▶ [GOAL OF THE EXERCISE]
Return all of the data exactly, with nothing left out but the pictures.

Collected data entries
■ ■ ■ ■ ■

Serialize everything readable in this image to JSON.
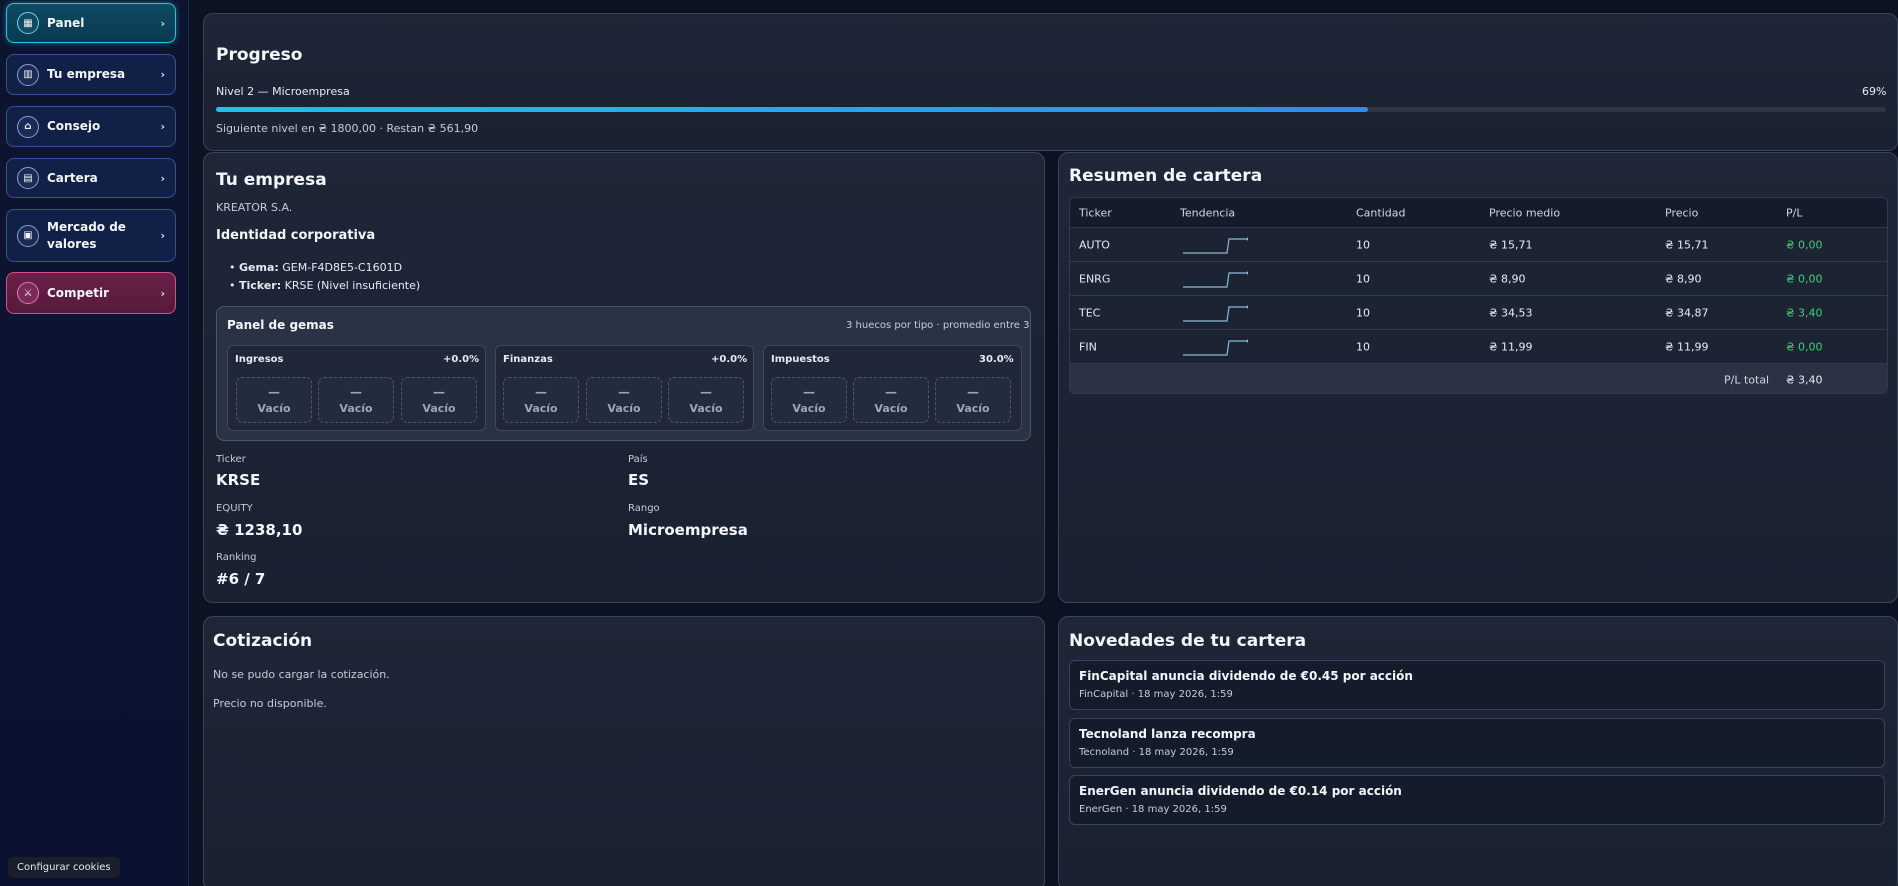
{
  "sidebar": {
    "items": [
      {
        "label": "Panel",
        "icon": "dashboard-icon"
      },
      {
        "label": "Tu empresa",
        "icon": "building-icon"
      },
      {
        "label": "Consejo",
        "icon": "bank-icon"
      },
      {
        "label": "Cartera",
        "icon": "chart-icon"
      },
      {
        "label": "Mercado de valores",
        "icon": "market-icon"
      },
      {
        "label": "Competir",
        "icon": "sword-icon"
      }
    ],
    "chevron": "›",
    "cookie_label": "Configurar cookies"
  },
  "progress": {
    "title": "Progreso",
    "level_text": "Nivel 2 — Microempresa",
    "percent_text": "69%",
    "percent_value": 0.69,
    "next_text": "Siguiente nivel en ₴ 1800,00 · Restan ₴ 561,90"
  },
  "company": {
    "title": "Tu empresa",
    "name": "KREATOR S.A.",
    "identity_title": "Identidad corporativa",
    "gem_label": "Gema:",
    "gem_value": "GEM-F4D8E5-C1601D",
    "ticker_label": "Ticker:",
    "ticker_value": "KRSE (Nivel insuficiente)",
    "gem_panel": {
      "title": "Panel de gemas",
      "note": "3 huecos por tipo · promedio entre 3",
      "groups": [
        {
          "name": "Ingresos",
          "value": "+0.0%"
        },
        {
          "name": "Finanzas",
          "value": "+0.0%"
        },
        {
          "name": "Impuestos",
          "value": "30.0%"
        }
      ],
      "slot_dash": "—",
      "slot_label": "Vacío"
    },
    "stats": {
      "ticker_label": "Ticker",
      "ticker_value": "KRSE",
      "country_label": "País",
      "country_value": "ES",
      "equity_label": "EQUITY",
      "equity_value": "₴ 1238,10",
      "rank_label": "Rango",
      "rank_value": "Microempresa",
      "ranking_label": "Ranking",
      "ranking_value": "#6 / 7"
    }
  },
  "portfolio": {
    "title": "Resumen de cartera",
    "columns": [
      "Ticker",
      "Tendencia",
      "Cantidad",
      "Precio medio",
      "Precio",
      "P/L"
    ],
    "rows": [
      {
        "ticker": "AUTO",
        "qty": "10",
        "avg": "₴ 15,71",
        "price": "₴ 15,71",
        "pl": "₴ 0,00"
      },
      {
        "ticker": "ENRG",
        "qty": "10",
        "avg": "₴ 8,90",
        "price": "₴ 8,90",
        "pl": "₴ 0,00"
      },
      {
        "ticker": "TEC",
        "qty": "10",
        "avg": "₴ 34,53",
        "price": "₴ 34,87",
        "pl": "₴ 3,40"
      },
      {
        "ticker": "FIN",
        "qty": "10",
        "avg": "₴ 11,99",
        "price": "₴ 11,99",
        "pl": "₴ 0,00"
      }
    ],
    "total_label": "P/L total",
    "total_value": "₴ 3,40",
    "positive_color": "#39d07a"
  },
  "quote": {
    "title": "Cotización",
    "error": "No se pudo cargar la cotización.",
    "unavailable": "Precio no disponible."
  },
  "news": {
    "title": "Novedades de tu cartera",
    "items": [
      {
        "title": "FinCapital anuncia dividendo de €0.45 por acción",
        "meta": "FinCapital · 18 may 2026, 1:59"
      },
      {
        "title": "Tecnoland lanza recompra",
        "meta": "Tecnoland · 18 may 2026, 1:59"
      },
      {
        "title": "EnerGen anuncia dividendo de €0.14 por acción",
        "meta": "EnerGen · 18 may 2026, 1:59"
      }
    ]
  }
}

■ ■ ■ ■ ■

▶ [ANSWER TO THIS PROBLEM]
Serialize everything readable in this image to JSON.
{
  "sidebar": {
    "items": [
      {
        "label": "Panel",
        "icon": "dashboard-icon"
      },
      {
        "label": "Tu empresa",
        "icon": "building-icon"
      },
      {
        "label": "Consejo",
        "icon": "bank-icon"
      },
      {
        "label": "Cartera",
        "icon": "chart-icon"
      },
      {
        "label": "Mercado de valores",
        "icon": "market-icon"
      },
      {
        "label": "Competir",
        "icon": "sword-icon"
      }
    ],
    "chevron": "›",
    "cookie_label": "Configurar cookies"
  },
  "progress": {
    "title": "Progreso",
    "level_text": "Nivel 2 — Microempresa",
    "percent_text": "69%",
    "percent_value": 0.69,
    "next_text": "Siguiente nivel en ₴ 1800,00 · Restan ₴ 561,90"
  },
  "company": {
    "title": "Tu empresa",
    "name": "KREATOR S.A.",
    "identity_title": "Identidad corporativa",
    "gem_label": "Gema:",
    "gem_value": "GEM-F4D8E5-C1601D",
    "ticker_label": "Ticker:",
    "ticker_value": "KRSE (Nivel insuficiente)",
    "gem_panel": {
      "title": "Panel de gemas",
      "note": "3 huecos por tipo · promedio entre 3",
      "groups": [
        {
          "name": "Ingresos",
          "value": "+0.0%"
        },
        {
          "name": "Finanzas",
          "value": "+0.0%"
        },
        {
          "name": "Impuestos",
          "value": "30.0%"
        }
      ],
      "slot_dash": "—",
      "slot_label": "Vacío"
    },
    "stats": {
      "ticker_label": "Ticker",
      "ticker_value": "KRSE",
      "country_label": "País",
      "country_value": "ES",
      "equity_label": "EQUITY",
      "equity_value": "₴ 1238,10",
      "rank_label": "Rango",
      "rank_value": "Microempresa",
      "ranking_label": "Ranking",
      "ranking_value": "#6 / 7"
    }
  },
  "portfolio": {
    "title": "Resumen de cartera",
    "columns": [
      "Ticker",
      "Tendencia",
      "Cantidad",
      "Precio medio",
      "Precio",
      "P/L"
    ],
    "rows": [
      {
        "ticker": "AUTO",
        "qty": "10",
        "avg": "₴ 15,71",
        "price": "₴ 15,71",
        "pl": "₴ 0,00"
      },
      {
        "ticker": "ENRG",
        "qty": "10",
        "avg": "₴ 8,90",
        "price": "₴ 8,90",
        "pl": "₴ 0,00"
      },
      {
        "ticker": "TEC",
        "qty": "10",
        "avg": "₴ 34,53",
        "price": "₴ 34,87",
        "pl": "₴ 3,40"
      },
      {
        "ticker": "FIN",
        "qty": "10",
        "avg": "₴ 11,99",
        "price": "₴ 11,99",
        "pl": "₴ 0,00"
      }
    ],
    "total_label": "P/L total",
    "total_value": "₴ 3,40",
    "positive_color": "#39d07a"
  },
  "quote": {
    "title": "Cotización",
    "error": "No se pudo cargar la cotización.",
    "unavailable": "Precio no disponible."
  },
  "news": {
    "title": "Novedades de tu cartera",
    "items": [
      {
        "title": "FinCapital anuncia dividendo de €0.45 por acción",
        "meta": "FinCapital · 18 may 2026, 1:59"
      },
      {
        "title": "Tecnoland lanza recompra",
        "meta": "Tecnoland · 18 may 2026, 1:59"
      },
      {
        "title": "EnerGen anuncia dividendo de €0.14 por acción",
        "meta": "EnerGen · 18 may 2026, 1:59"
      }
    ]
  }
}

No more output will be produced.